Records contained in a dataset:
────────

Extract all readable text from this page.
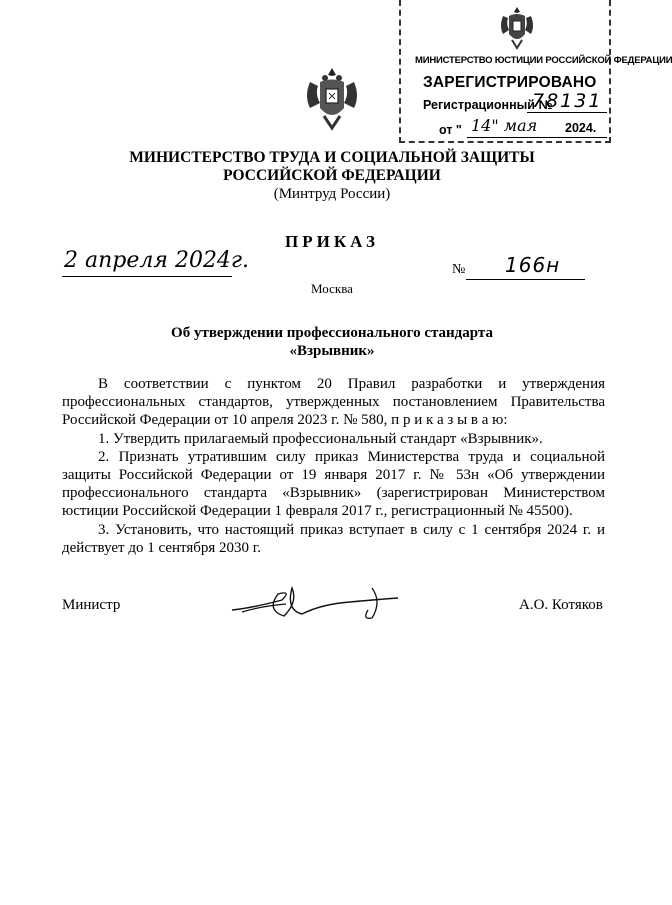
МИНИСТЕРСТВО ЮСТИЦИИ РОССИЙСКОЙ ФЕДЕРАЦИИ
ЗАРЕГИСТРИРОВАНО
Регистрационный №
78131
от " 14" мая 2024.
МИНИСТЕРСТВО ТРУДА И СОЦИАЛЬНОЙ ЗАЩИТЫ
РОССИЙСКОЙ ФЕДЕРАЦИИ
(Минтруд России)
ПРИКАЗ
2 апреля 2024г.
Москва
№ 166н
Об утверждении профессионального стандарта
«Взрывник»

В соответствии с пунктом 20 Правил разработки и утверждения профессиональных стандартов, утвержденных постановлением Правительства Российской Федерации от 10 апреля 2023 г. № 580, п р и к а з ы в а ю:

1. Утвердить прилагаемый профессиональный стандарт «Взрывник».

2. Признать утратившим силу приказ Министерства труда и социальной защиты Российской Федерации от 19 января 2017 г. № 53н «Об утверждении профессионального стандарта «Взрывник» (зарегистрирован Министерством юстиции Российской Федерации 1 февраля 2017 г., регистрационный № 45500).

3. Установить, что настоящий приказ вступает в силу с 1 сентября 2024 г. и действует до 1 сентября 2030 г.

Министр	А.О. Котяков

────────

## AIM
Give back each entry exactly as it appears, with no pictures.

## RESPONSE TO THE TASK
Extract all readable text from this page.
МИНИСТЕРСТВО ЮСТИЦИИ РОССИЙСКОЙ ФЕДЕРАЦИИ
ЗАРЕГИСТРИРОВАНО
Регистрационный №
78131
от " 14" мая 2024.
МИНИСТЕРСТВО ТРУДА И СОЦИАЛЬНОЙ ЗАЩИТЫ
РОССИЙСКОЙ ФЕДЕРАЦИИ
(Минтруд России)
ПРИКАЗ
2 апреля 2024г.
Москва
№ 166н
Об утверждении профессионального стандарта
«Взрывник»

В соответствии с пунктом 20 Правил разработки и утверждения профессиональных стандартов, утвержденных постановлением Правительства Российской Федерации от 10 апреля 2023 г. № 580, п р и к а з ы в а ю:

1. Утвердить прилагаемый профессиональный стандарт «Взрывник».

2. Признать утратившим силу приказ Министерства труда и социальной защиты Российской Федерации от 19 января 2017 г. № 53н «Об утверждении профессионального стандарта «Взрывник» (зарегистрирован Министерством юстиции Российской Федерации 1 февраля 2017 г., регистрационный № 45500).

3. Установить, что настоящий приказ вступает в силу с 1 сентября 2024 г. и действует до 1 сентября 2030 г.

Министр	А.О. Котяков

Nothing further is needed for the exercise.